Text provided:
——————————

2006, Crown, 362 pages
The Audacity of Hope

People from the freedom movement wonder what the Barack Obama phenomenon is about, as do naturally curious regular citizens on all strands of the political spectrum. 

Most of us are aware of Obama's oratorical skills.  He galvanized many Americans at the 2004 Democratic Nominating Convention with phrases like:

People don't expect government to solve all their problems.
  But they sense, deep in their bones, that with just a slight
  change in priorities, we can make sure that every child in
  America has a decent shot at life, and that the doors of
  opportunity remain open to all.


Anyone watching that stirring speech can appreciate how the man has the aura to capture the imagination of voters from all walks of life.  Many say American politics hasn't seen such excitement, especially on college campuses and in high schools, since Kennedy ran for president in 1960.

The Queen of Demean, Ann Coulter now in self-destruct mode —whose every other sentence these days accuses someone of being gay—claims Obama's speeches sound like Hallmark greeting cards.  But political speeches are necessarily rife with platitudes.  How about this one:

Extremism in the defense of liberty is no vice; moderation in the pursuit of justice is no virtue.
— Barry Goldwater, 1964

Now that's a greeting card with a kick! 

Back to Barack.  Forget about speeches. 
The man can write:

"It's not simply that a gap exists between our professed ideals as a nation and the reality we witness every day.  In one form or another, that gap has existed since America's birth....

"No, what's troubling is the gap between the magnitude of our challenges and the smallness of our politics—the ease with which we are distracted by the petty and the trivial, our chronic avoidance of rough decisions, our seeming inability to build a working consensus to tackle any big problem."

Barack can transport his readers into the realm of BIG THAWGHTS, ideas we all have but often lack the words for.  His writing shows an independent, broadly conscious mind at work accompanied by an unpretentious depth of feeling for his country and its people... and everyone else.

——————————

Written request 1:
Sum up the text on Barack Obama in two sentences.

Entries taken from a collection

——————————

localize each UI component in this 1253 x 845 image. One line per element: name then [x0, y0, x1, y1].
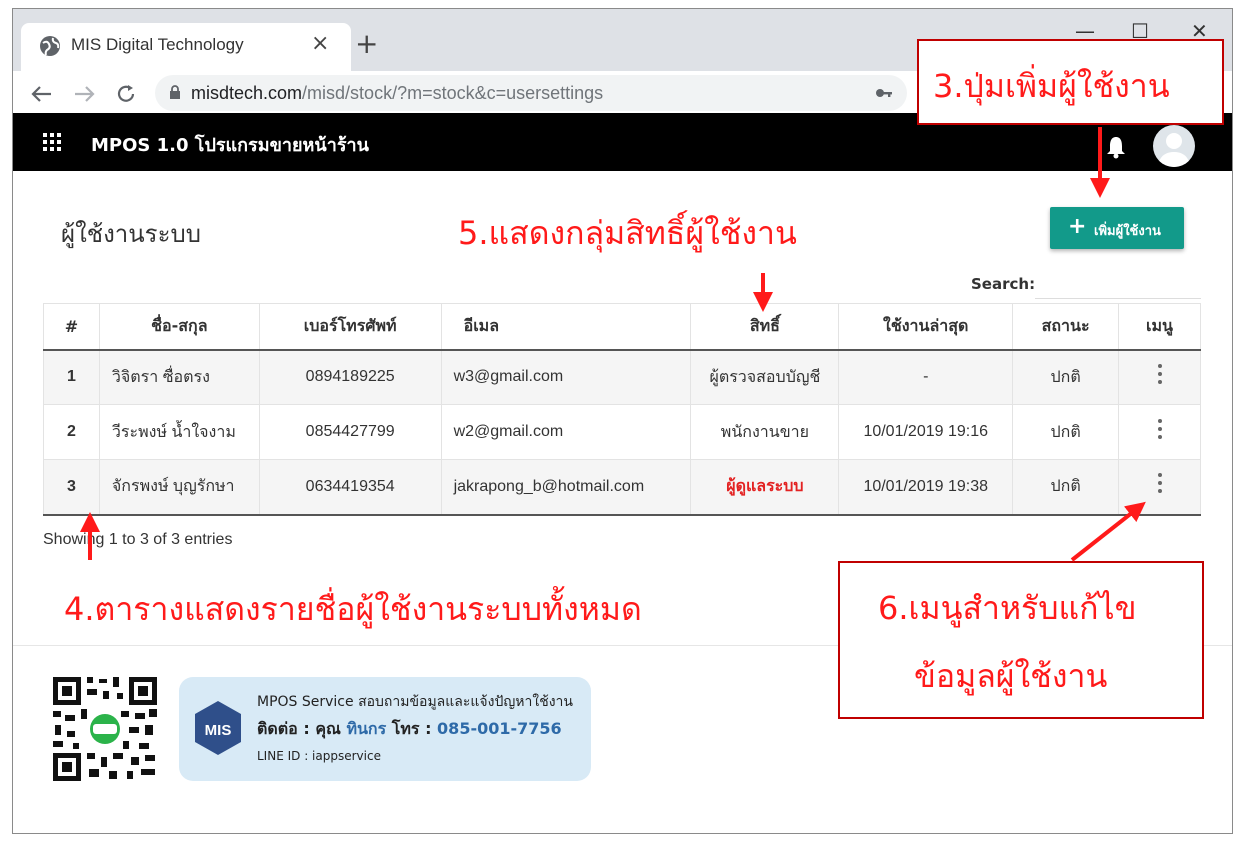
- kebab-menu-icon[interactable]: [1157, 473, 1163, 495]
- col-header-email[interactable]: อีเมล: [440, 303, 692, 351]
- annotation-6-line1: 6.เมนูสำหรับแก้ไข: [878, 589, 1137, 627]
- qr-code-icon: [51, 675, 159, 783]
- cell-email: w3@gmail.com: [440, 349, 692, 405]
- url-path: /misd/stock/?m=stock&c=usersettings: [302, 83, 604, 103]
- table-row: 3 จักรพงษ์ บุญรักษา 0634419354 jakrapong…: [43, 459, 1201, 516]
- search-input[interactable]: [1035, 271, 1201, 299]
- avatar[interactable]: [1153, 125, 1195, 167]
- mis-logo: MIS: [195, 701, 241, 755]
- service-line-1: MPOS Service สอบถามข้อมูลและแจ้งปัญหาใช้…: [257, 694, 573, 710]
- table-row: 2 วีระพงษ์ น้ำใจงาม 0854427799 w2@gmail.…: [43, 404, 1201, 460]
- service-line-2: ติดต่อ : คุณ ทินกร โทร : 085-001-7756: [257, 717, 562, 742]
- annotation-6-line2: ข้อมูลผู้ใช้งาน: [914, 657, 1108, 695]
- cell-phone: 0894189225: [258, 349, 442, 405]
- back-arrow-icon[interactable]: [31, 85, 53, 103]
- annotation-box-6: 6.เมนูสำหรับแก้ไข ข้อมูลผู้ใช้งาน: [838, 561, 1204, 719]
- cell-name: จักรพงษ์ บุญรักษา: [98, 459, 260, 516]
- add-user-button-label: เพิ่มผู้ใช้งาน: [1094, 224, 1161, 239]
- new-tab-icon[interactable]: +: [355, 27, 378, 60]
- cell-status: ปกติ: [1012, 459, 1120, 516]
- apps-grid-icon[interactable]: [43, 133, 61, 151]
- cell-status: ปกติ: [1012, 349, 1120, 405]
- plus-icon: +: [1068, 214, 1087, 239]
- cell-name: วีระพงษ์ น้ำใจงาม: [98, 404, 260, 460]
- page-title: ผู้ใช้งานระบบ: [61, 220, 201, 248]
- cell-name: วิจิตรา ซื่อตรง: [98, 349, 260, 405]
- add-user-button[interactable]: + เพิ่มผู้ใช้งาน: [1050, 207, 1184, 249]
- contact-name: ทินกร: [346, 719, 387, 738]
- bell-icon[interactable]: [1105, 135, 1127, 159]
- reload-icon[interactable]: [115, 83, 137, 105]
- service-contact-card: MIS MPOS Service สอบถามข้อมูลและแจ้งปัญห…: [179, 677, 591, 781]
- key-icon[interactable]: [875, 85, 893, 101]
- globe-icon: [40, 36, 60, 56]
- table-row: 1 วิจิตรา ซื่อตรง 0894189225 w3@gmail.co…: [43, 349, 1201, 405]
- kebab-menu-icon[interactable]: [1157, 363, 1163, 386]
- col-header-phone[interactable]: เบอร์โทรศัพท์: [258, 303, 442, 351]
- forward-arrow-icon[interactable]: [73, 85, 95, 103]
- annotation-3-text: 3.ปุ่มเพิ่มผู้ใช้งาน: [933, 67, 1170, 105]
- logo-text: MIS: [205, 722, 232, 739]
- service-line-3: LINE ID : iappservice: [257, 749, 381, 763]
- cell-phone: 0854427799: [258, 404, 442, 460]
- cell-menu: [1118, 459, 1201, 516]
- col-header-menu[interactable]: เมนู: [1118, 303, 1201, 351]
- contact-phone: 085-001-7756: [437, 719, 562, 738]
- cell-last-used: 10/01/2019 19:38: [838, 459, 1014, 516]
- cell-role: พนักงานขาย: [690, 404, 840, 460]
- cell-last-used: -: [838, 349, 1014, 405]
- cell-num: 3: [43, 459, 100, 516]
- contact-phone-label: โทร :: [386, 719, 438, 738]
- table-header-row: # ชื่อ-สกุล เบอร์โทรศัพท์ อีเมล สิทธิ์ ใ…: [43, 303, 1201, 351]
- cell-num: 2: [43, 404, 100, 460]
- col-header-status[interactable]: สถานะ: [1012, 303, 1120, 351]
- tab-close-icon[interactable]: ×: [311, 31, 329, 56]
- cell-email: w2@gmail.com: [440, 404, 692, 460]
- url-host: misdtech.com: [191, 83, 303, 103]
- search-label: Search:: [971, 275, 1036, 293]
- cell-email: jakrapong_b@hotmail.com: [440, 459, 692, 516]
- screenshot-stage: MIS Digital Technology × + — ☐ ✕ misdtec…: [0, 0, 1253, 845]
- annotation-5-text: 5.แสดงกลุ่มสิทธิ์ผู้ใช้งาน: [458, 214, 797, 252]
- col-header-num[interactable]: #: [43, 303, 100, 351]
- browser-tab[interactable]: MIS Digital Technology ×: [21, 23, 351, 71]
- cell-status: ปกติ: [1012, 404, 1120, 460]
- lock-icon: [170, 85, 180, 99]
- col-header-name[interactable]: ชื่อ-สกุล: [98, 303, 260, 351]
- contact-prefix: ติดต่อ : คุณ: [257, 719, 347, 738]
- tab-title: MIS Digital Technology: [71, 35, 244, 54]
- annotation-box-3: 3.ปุ่มเพิ่มผู้ใช้งาน: [917, 39, 1224, 125]
- cell-role: ผู้ตรวจสอบบัญชี: [690, 349, 840, 405]
- user-silhouette-icon: [1158, 133, 1190, 167]
- cell-phone: 0634419354: [258, 459, 442, 516]
- cell-role: ผู้ดูแลระบบ: [690, 459, 840, 516]
- annotation-4-text: 4.ตารางแสดงรายชื่อผู้ใช้งานระบบทั้งหมด: [64, 590, 642, 628]
- app-title: MPOS 1.0 โปรแกรมขายหน้าร้าน: [91, 135, 369, 156]
- url-omnibox[interactable]: misdtech.com/misd/stock/?m=stock&c=users…: [155, 75, 907, 111]
- cell-menu: [1118, 404, 1201, 460]
- table-info: Showing 1 to 3 of 3 entries: [43, 531, 233, 548]
- kebab-menu-icon[interactable]: [1157, 418, 1163, 441]
- url-text: misdtech.com/misd/stock/?m=stock&c=users…: [191, 83, 603, 104]
- users-table: # ชื่อ-สกุล เบอร์โทรศัพท์ อีเมล สิทธิ์ ใ…: [43, 303, 1201, 516]
- cell-last-used: 10/01/2019 19:16: [838, 404, 1014, 460]
- col-header-last-used[interactable]: ใช้งานล่าสุด: [838, 303, 1014, 351]
- col-header-role[interactable]: สิทธิ์: [690, 303, 840, 351]
- cell-num: 1: [43, 349, 100, 405]
- cell-menu: [1118, 349, 1201, 405]
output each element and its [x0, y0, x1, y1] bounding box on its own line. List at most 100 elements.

——————————

Written request 2:
From the listing, give as a JSON list of strings, one per line, the lines beginning at the line that has "- kebab-menu-icon[interactable]: [1157, 473, 1163, 495]" and stopping after the one that has "- cell-email: w3@gmail.com: [440, 349, 692, 405]".

Final result 1:
Obama's oratory, notably at the 2004 Democratic Nominating Convention, galvanized many Americans and can capture the imagination of voters from all walks of life, and Ann Coulter's charge that his speeches sound like Hallmark greeting cards is answered with the point that political speeches are necessarily rife with platitudes. Beyond speeches, Obama can write, and his writing shows an independent, broadly conscious mind along with an unpretentious depth of feeling for his country and its people.

Final result 2:
[
  "- kebab-menu-icon[interactable]: [1157, 473, 1163, 495]",
  "- col-header-email[interactable]: อีเมล: [440, 303, 692, 351]",
  "- annotation-6-line1: 6.เมนูสำหรับแก้ไข: [878, 589, 1137, 627]",
  "- qr-code-icon: [51, 675, 159, 783]",
  "- cell-email: w3@gmail.com: [440, 349, 692, 405]"
]